Task details
Copy out everything from the very start of the records down to and including the line that contains "setting-row-video-button[interactable]: 显示视频独立播放按钮 （兼容模式下不可用）", keeping each line unchanged.

Dataset content
###

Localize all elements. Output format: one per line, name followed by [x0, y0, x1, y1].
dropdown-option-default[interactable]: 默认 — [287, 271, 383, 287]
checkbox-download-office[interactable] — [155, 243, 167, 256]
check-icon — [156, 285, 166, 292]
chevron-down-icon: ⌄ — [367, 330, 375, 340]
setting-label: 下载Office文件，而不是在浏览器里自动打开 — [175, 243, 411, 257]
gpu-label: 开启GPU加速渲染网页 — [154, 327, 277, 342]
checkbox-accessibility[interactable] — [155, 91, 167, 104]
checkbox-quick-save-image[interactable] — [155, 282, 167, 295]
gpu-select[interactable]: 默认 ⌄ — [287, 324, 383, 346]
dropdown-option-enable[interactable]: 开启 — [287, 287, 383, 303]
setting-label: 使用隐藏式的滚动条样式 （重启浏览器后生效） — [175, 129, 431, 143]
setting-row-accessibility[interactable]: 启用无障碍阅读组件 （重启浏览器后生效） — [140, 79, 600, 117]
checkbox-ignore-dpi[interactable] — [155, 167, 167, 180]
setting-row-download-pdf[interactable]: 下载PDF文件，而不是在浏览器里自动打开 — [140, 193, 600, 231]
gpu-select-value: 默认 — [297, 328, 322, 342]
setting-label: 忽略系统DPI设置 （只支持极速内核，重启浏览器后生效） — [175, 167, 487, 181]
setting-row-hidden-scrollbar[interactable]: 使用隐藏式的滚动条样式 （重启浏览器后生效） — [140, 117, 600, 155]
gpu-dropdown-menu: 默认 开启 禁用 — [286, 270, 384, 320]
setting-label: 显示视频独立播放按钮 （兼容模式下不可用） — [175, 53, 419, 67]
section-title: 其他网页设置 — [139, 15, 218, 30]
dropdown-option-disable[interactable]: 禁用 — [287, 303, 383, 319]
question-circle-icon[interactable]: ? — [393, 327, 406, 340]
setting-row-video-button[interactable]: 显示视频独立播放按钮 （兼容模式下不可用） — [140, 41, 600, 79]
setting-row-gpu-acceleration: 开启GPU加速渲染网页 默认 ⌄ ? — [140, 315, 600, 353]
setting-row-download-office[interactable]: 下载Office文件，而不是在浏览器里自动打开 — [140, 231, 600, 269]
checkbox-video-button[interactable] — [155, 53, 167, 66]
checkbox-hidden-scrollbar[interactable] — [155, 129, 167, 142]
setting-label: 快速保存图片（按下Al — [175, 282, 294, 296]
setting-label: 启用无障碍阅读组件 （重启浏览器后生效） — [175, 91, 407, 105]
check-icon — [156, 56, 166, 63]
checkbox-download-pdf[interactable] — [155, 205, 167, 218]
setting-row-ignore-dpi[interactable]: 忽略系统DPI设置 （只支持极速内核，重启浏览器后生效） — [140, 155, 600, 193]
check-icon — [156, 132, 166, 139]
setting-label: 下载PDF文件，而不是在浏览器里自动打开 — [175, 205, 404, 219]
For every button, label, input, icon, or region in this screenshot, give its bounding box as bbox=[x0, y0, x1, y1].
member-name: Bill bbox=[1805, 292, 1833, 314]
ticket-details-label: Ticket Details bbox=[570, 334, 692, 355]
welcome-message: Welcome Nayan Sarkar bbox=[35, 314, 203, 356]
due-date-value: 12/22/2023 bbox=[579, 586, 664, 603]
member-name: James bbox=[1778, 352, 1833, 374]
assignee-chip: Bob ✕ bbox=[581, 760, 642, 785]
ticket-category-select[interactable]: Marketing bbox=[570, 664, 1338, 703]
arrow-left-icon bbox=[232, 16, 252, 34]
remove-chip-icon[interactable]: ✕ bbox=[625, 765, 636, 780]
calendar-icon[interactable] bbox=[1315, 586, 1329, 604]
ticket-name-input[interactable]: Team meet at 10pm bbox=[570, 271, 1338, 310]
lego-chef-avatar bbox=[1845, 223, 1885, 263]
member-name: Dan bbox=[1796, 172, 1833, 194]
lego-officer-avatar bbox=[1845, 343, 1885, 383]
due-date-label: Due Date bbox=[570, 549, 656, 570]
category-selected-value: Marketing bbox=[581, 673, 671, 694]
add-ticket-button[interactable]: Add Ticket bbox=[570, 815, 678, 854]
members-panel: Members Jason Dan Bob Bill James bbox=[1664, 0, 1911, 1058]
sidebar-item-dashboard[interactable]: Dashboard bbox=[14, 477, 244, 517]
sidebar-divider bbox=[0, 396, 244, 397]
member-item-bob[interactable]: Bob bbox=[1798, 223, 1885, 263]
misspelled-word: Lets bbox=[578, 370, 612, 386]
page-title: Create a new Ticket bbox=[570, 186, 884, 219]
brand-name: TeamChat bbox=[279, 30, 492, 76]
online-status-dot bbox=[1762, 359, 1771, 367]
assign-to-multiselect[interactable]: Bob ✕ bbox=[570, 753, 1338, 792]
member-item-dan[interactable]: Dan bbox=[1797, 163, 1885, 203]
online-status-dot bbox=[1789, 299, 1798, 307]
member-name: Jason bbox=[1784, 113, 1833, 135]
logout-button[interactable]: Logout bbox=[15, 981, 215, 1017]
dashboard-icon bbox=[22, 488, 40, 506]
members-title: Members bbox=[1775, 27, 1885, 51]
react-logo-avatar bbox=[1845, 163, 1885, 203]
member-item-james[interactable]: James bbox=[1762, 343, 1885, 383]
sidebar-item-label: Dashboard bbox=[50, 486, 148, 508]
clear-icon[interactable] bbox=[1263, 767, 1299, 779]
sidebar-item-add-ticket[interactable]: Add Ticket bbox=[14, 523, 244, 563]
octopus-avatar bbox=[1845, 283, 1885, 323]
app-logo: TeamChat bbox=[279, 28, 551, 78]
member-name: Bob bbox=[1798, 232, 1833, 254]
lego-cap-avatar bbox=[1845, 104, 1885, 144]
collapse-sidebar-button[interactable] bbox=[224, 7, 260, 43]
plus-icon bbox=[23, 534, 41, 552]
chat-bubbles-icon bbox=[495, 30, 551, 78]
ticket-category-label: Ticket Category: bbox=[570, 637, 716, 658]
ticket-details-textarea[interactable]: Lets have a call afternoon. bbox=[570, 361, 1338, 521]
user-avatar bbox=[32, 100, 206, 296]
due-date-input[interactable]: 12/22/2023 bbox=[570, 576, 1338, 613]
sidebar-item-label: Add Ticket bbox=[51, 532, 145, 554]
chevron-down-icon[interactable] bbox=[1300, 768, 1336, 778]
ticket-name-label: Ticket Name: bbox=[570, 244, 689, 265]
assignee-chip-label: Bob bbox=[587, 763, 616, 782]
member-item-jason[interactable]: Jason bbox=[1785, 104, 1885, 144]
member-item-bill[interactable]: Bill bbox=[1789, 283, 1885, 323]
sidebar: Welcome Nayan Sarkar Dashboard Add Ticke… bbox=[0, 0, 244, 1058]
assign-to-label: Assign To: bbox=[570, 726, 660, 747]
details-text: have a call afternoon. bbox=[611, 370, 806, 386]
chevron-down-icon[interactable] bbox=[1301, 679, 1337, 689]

###

Exercise answer
Localize all elements. Output format: one per line, name followed by [x0, y0, x1, y1].
dropdown-option-default[interactable]: 默认 — [287, 271, 383, 287]
checkbox-download-office[interactable] — [155, 243, 167, 256]
check-icon — [156, 285, 166, 292]
chevron-down-icon: ⌄ — [367, 330, 375, 340]
setting-label: 下载Office文件，而不是在浏览器里自动打开 — [175, 243, 411, 257]
gpu-label: 开启GPU加速渲染网页 — [154, 327, 277, 342]
checkbox-accessibility[interactable] — [155, 91, 167, 104]
checkbox-quick-save-image[interactable] — [155, 282, 167, 295]
gpu-select[interactable]: 默认 ⌄ — [287, 324, 383, 346]
dropdown-option-enable[interactable]: 开启 — [287, 287, 383, 303]
setting-label: 使用隐藏式的滚动条样式 （重启浏览器后生效） — [175, 129, 431, 143]
setting-row-accessibility[interactable]: 启用无障碍阅读组件 （重启浏览器后生效） — [140, 79, 600, 117]
checkbox-ignore-dpi[interactable] — [155, 167, 167, 180]
setting-row-download-pdf[interactable]: 下载PDF文件，而不是在浏览器里自动打开 — [140, 193, 600, 231]
gpu-select-value: 默认 — [297, 328, 322, 342]
setting-label: 忽略系统DPI设置 （只支持极速内核，重启浏览器后生效） — [175, 167, 487, 181]
setting-row-hidden-scrollbar[interactable]: 使用隐藏式的滚动条样式 （重启浏览器后生效） — [140, 117, 600, 155]
gpu-dropdown-menu: 默认 开启 禁用 — [286, 270, 384, 320]
setting-label: 显示视频独立播放按钮 （兼容模式下不可用） — [175, 53, 419, 67]
section-title: 其他网页设置 — [139, 15, 218, 30]
dropdown-option-disable[interactable]: 禁用 — [287, 303, 383, 319]
question-circle-icon[interactable]: ? — [393, 327, 406, 340]
setting-row-video-button[interactable]: 显示视频独立播放按钮 （兼容模式下不可用） — [140, 41, 600, 79]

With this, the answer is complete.